# To do:
Take the data below and repeat it exactly.

# Data supplied:
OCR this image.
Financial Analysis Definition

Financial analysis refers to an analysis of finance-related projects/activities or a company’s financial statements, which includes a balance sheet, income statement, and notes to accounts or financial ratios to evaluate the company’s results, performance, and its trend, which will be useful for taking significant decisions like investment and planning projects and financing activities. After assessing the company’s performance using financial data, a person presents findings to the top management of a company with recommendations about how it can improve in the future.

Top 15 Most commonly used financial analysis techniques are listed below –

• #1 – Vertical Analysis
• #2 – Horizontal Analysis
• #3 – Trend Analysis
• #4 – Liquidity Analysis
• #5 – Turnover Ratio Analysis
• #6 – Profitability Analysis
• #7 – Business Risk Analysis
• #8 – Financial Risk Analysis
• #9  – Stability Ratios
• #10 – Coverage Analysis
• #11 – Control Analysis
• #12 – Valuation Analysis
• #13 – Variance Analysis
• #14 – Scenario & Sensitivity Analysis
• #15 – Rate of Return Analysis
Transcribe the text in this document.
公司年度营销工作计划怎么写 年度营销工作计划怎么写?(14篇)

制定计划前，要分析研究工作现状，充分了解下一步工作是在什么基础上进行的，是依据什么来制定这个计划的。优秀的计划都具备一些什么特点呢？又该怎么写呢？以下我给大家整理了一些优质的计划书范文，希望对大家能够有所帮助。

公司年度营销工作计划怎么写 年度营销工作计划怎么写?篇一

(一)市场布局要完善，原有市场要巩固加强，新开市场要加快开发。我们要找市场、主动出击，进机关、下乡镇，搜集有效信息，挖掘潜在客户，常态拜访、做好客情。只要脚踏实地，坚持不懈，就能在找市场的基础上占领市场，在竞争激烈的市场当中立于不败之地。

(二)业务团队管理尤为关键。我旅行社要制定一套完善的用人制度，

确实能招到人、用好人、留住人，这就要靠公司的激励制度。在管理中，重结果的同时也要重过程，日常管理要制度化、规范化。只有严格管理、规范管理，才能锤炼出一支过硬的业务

# Exercise result:
OCR this image.
Financial Analysis Definition

Financial analysis refers to an analysis of finance-related projects/activities or a company’s financial statements, which includes a balance sheet, income statement, and notes to accounts or financial ratios to evaluate the company’s results, performance, and its trend, which will be useful for taking significant decisions like investment and planning projects and financing activities. After assessing the company’s performance using financial data, a person presents findings to the top management of a company with recommendations about how it can improve in the future.

Top 15 Most commonly used financial analysis techniques are listed below –

• #1 – Vertical Analysis
• #2 – Horizontal Analysis
• #3 – Trend Analysis
• #4 – Liquidity Analysis
• #5 – Turnover Ratio Analysis
• #6 – Profitability Analysis
• #7 – Business Risk Analysis
• #8 – Financial Risk Analysis
• #9  – Stability Ratios
• #10 – Coverage Analysis
• #11 – Control Analysis
• #12 – Valuation Analysis
• #13 – Variance Analysis
• #14 – Scenario & Sensitivity Analysis
• #15 – Rate of Return Analysis
Transcribe the text in this document.
公司年度营销工作计划怎么写 年度营销工作计划怎么写?(14篇)

制定计划前，要分析研究工作现状，充分了解下一步工作是在什么基础上进行的，是依据什么来制定这个计划的。优秀的计划都具备一些什么特点呢？又该怎么写呢？以下我给大家整理了一些优质的计划书范文，希望对大家能够有所帮助。

公司年度营销工作计划怎么写 年度营销工作计划怎么写?篇一

(一)市场布局要完善，原有市场要巩固加强，新开市场要加快开发。我们要找市场、主动出击，进机关、下乡镇，搜集有效信息，挖掘潜在客户，常态拜访、做好客情。只要脚踏实地，坚持不懈，就能在找市场的基础上占领市场，在竞争激烈的市场当中立于不败之地。

(二)业务团队管理尤为关键。我旅行社要制定一套完善的用人制度，

确实能招到人、用好人、留住人，这就要靠公司的激励制度。在管理中，重结果的同时也要重过程，日常管理要制度化、规范化。只有严格管理、规范管理，才能锤炼出一支过硬的业务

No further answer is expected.